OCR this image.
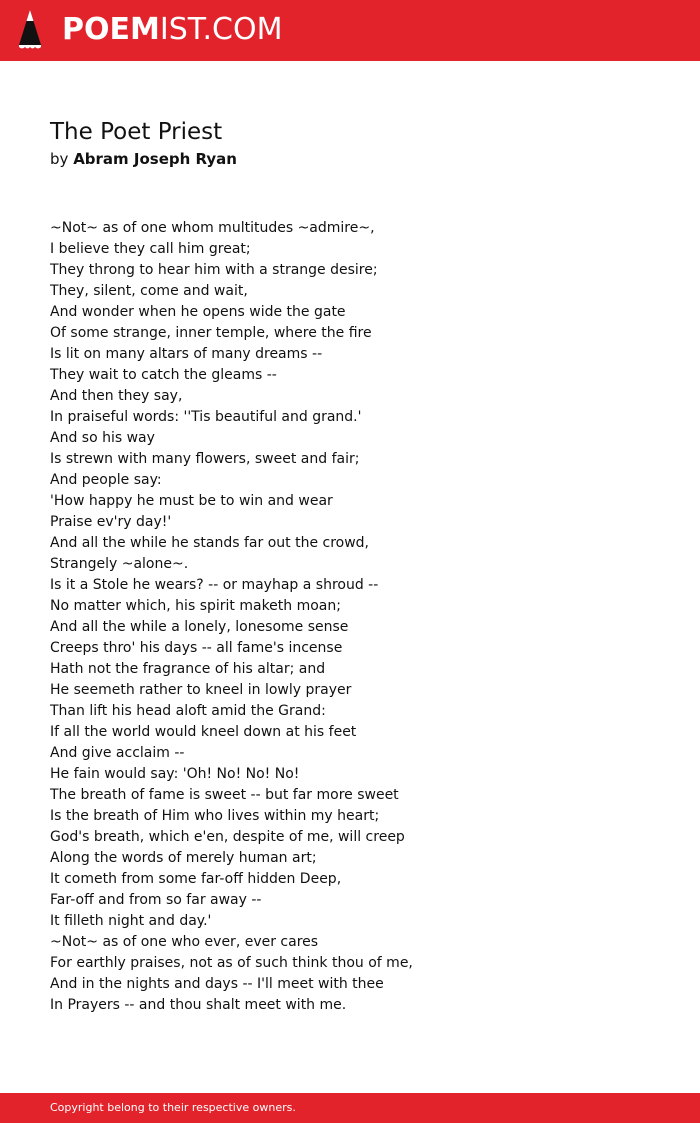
POEMIST.COM
The Poet Priest
by Abram Joseph Ryan
~Not~ as of one whom multitudes ~admire~,
I believe they call him great;
They throng to hear him with a strange desire;
They, silent, come and wait,
And wonder when he opens wide the gate
Of some strange, inner temple, where the fire
Is lit on many altars of many dreams --
They wait to catch the gleams --
And then they say,
In praiseful words: ''Tis beautiful and grand.'
And so his way
Is strewn with many flowers, sweet and fair;
And people say:
'How happy he must be to win and wear
Praise ev'ry day!'
And all the while he stands far out the crowd,
Strangely ~alone~.
Is it a Stole he wears? -- or mayhap a shroud --
No matter which, his spirit maketh moan;
And all the while a lonely, lonesome sense
Creeps thro' his days -- all fame's incense
Hath not the fragrance of his altar; and
He seemeth rather to kneel in lowly prayer
Than lift his head aloft amid the Grand:
If all the world would kneel down at his feet
And give acclaim --
He fain would say: 'Oh! No! No! No!
The breath of fame is sweet -- but far more sweet
Is the breath of Him who lives within my heart;
God's breath, which e'en, despite of me, will creep
Along the words of merely human art;
It cometh from some far-off hidden Deep,
Far-off and from so far away --
It filleth night and day.'
~Not~ as of one who ever, ever cares
For earthly praises, not as of such think thou of me,
And in the nights and days -- I'll meet with thee
In Prayers -- and thou shalt meet with me.
Copyright belong to their respective owners.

- [REQUEST]:
Repeat verbatim all the material, but not the pictures.

- [ANSWER TO THIS TASK]:
OCR this image.
POEMIST.COM
The Poet Priest
by Abram Joseph Ryan
~Not~ as of one whom multitudes ~admire~,
I believe they call him great;
They throng to hear him with a strange desire;
They, silent, come and wait,
And wonder when he opens wide the gate
Of some strange, inner temple, where the fire
Is lit on many altars of many dreams --
They wait to catch the gleams --
And then they say,
In praiseful words: ''Tis beautiful and grand.'
And so his way
Is strewn with many flowers, sweet and fair;
And people say:
'How happy he must be to win and wear
Praise ev'ry day!'
And all the while he stands far out the crowd,
Strangely ~alone~.
Is it a Stole he wears? -- or mayhap a shroud --
No matter which, his spirit maketh moan;
And all the while a lonely, lonesome sense
Creeps thro' his days -- all fame's incense
Hath not the fragrance of his altar; and
He seemeth rather to kneel in lowly prayer
Than lift his head aloft amid the Grand:
If all the world would kneel down at his feet
And give acclaim --
He fain would say: 'Oh! No! No! No!
The breath of fame is sweet -- but far more sweet
Is the breath of Him who lives within my heart;
God's breath, which e'en, despite of me, will creep
Along the words of merely human art;
It cometh from some far-off hidden Deep,
Far-off and from so far away --
It filleth night and day.'
~Not~ as of one who ever, ever cares
For earthly praises, not as of such think thou of me,
And in the nights and days -- I'll meet with thee
In Prayers -- and thou shalt meet with me.
Copyright belong to their respective owners.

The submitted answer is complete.